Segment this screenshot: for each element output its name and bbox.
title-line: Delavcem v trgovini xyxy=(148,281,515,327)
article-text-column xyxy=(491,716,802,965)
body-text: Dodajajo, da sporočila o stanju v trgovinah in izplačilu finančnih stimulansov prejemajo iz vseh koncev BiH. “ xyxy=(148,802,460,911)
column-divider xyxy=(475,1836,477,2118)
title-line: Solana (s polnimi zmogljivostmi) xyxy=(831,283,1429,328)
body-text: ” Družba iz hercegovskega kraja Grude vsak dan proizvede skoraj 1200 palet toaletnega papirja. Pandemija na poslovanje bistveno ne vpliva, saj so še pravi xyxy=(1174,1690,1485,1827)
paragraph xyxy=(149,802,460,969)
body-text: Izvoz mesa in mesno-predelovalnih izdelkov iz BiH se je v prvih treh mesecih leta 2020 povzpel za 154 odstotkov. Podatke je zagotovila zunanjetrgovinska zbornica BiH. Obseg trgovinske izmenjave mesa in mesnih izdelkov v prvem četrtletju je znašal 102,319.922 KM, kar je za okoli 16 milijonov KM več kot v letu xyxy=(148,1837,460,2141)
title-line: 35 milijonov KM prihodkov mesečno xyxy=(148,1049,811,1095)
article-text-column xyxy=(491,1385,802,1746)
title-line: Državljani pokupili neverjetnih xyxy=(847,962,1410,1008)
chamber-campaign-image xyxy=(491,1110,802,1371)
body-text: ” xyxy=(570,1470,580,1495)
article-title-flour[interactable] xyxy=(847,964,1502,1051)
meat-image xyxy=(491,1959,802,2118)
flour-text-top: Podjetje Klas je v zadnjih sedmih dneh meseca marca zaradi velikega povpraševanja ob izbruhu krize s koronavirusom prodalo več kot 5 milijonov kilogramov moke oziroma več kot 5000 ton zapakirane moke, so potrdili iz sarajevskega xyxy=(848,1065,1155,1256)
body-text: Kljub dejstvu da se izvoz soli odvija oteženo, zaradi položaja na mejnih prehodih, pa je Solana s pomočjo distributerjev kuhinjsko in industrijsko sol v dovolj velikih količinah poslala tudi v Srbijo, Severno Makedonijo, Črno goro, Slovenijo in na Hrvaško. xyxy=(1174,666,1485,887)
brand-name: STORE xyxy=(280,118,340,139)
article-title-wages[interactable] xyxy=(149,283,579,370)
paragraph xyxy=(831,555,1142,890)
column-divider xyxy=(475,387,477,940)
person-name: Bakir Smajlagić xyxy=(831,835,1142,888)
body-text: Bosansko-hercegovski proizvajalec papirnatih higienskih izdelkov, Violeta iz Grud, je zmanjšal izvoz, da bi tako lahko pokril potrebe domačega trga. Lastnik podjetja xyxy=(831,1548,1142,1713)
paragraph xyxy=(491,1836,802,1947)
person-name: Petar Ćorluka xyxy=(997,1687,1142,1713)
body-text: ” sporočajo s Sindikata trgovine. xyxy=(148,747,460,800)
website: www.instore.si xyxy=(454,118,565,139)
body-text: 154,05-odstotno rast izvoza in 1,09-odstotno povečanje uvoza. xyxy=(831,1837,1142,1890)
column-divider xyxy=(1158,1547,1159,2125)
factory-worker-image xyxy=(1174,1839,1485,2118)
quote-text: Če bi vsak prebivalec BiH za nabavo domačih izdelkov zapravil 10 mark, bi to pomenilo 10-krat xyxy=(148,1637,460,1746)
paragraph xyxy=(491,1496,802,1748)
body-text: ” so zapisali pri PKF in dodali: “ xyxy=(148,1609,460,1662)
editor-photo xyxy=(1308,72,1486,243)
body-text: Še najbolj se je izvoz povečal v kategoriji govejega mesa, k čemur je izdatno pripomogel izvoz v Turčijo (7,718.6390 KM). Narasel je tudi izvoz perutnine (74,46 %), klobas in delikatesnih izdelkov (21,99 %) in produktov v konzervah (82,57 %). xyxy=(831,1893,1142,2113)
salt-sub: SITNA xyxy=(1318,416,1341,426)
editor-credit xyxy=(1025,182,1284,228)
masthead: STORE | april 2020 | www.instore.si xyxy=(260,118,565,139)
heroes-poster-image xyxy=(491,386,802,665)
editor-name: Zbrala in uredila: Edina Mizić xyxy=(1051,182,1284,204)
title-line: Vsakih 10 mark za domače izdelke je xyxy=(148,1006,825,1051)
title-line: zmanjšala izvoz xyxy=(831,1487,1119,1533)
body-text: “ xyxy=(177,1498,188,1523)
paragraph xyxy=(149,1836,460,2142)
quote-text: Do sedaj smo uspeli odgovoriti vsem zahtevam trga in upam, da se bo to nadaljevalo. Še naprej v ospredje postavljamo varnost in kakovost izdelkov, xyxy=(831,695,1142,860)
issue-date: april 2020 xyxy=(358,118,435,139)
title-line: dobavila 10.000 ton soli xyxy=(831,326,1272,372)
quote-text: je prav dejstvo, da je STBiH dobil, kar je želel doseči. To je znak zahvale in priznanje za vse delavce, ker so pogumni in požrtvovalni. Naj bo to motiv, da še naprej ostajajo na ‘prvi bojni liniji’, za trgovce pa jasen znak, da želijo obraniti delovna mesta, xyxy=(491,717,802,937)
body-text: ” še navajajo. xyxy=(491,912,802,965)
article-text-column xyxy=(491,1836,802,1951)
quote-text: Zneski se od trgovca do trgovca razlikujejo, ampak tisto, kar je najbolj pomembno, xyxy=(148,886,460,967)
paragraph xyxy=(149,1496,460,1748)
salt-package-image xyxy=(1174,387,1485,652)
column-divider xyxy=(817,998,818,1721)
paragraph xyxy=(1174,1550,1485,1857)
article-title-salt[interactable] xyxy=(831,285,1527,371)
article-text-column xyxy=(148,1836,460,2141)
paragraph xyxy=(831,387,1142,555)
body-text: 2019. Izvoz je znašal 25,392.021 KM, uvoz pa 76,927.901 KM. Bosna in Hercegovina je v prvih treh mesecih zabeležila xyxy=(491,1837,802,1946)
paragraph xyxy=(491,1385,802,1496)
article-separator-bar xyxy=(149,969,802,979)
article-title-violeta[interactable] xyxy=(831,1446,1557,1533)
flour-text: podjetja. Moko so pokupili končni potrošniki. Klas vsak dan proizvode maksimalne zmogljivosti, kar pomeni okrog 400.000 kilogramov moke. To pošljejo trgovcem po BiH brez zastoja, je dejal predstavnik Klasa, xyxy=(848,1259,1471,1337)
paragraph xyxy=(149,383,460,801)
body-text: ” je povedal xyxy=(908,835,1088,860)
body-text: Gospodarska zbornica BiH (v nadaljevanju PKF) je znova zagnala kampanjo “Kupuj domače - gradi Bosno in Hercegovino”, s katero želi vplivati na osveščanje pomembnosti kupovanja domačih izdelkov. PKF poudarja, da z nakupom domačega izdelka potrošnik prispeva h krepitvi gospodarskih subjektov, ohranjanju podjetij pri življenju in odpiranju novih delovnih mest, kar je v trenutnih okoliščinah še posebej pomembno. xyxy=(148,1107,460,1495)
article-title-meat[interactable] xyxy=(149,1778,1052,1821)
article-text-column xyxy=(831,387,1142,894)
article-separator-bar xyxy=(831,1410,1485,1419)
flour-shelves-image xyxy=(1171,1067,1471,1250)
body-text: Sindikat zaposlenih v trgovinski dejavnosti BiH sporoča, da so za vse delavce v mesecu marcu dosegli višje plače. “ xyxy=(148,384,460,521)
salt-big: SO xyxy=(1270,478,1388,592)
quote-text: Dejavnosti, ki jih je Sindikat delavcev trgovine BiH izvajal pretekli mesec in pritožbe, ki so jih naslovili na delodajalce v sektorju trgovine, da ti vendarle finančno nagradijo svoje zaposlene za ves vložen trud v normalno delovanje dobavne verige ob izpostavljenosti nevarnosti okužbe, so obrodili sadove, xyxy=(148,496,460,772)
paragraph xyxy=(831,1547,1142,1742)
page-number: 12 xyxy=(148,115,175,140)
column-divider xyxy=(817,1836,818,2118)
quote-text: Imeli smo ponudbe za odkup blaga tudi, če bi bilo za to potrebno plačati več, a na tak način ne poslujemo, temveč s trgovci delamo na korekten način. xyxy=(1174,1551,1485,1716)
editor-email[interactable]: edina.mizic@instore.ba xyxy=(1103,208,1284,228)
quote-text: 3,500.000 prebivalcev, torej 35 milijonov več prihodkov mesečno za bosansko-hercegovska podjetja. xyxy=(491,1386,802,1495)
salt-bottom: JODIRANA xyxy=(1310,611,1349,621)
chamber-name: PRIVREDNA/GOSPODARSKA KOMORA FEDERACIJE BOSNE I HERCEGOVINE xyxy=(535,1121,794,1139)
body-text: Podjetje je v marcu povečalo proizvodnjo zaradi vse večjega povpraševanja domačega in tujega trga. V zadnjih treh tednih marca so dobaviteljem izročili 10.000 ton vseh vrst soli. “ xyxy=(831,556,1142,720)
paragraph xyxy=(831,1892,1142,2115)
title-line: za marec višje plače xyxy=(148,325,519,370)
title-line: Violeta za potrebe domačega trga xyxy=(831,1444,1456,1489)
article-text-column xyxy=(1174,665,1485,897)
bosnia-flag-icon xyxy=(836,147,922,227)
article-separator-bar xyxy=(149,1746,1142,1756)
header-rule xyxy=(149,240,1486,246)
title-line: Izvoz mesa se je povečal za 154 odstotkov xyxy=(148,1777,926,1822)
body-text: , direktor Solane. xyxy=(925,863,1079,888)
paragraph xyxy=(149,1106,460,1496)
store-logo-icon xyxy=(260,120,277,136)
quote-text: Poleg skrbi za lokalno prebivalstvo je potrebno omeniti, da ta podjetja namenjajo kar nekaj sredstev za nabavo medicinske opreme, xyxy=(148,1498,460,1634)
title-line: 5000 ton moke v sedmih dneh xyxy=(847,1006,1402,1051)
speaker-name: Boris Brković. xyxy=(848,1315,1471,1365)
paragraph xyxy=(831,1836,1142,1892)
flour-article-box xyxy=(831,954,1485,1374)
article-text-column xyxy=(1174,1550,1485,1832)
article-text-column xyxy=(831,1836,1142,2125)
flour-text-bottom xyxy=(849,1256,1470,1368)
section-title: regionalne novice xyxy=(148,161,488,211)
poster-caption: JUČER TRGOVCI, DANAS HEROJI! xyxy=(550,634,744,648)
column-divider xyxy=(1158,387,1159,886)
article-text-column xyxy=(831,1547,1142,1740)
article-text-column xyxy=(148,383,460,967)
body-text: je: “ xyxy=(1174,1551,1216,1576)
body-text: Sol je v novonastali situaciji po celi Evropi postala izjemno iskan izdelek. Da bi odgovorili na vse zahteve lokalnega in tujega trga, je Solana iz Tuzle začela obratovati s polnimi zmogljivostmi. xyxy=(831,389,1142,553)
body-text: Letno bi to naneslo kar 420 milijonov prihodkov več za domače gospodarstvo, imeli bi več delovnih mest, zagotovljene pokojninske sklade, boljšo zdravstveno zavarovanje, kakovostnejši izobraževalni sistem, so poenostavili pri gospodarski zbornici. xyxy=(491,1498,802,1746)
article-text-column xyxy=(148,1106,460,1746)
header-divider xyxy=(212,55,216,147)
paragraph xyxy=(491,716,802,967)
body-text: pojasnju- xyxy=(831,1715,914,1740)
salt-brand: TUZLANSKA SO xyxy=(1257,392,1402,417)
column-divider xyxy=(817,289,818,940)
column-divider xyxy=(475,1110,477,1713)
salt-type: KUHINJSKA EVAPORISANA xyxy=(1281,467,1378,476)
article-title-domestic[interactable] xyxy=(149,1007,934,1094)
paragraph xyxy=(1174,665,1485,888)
##########
Work order
The answer should consist of every line from the listing above that includes the word "mesečno".

Solution to this problem
title-line: 35 milijonov KM prihodkov mesečno xyxy=(148,1049,811,1095)
quote-text: 3,500.000 prebivalcev, torej 35 milijonov več prihodkov mesečno za bosansko-hercegovska podjetja. xyxy=(491,1386,802,1495)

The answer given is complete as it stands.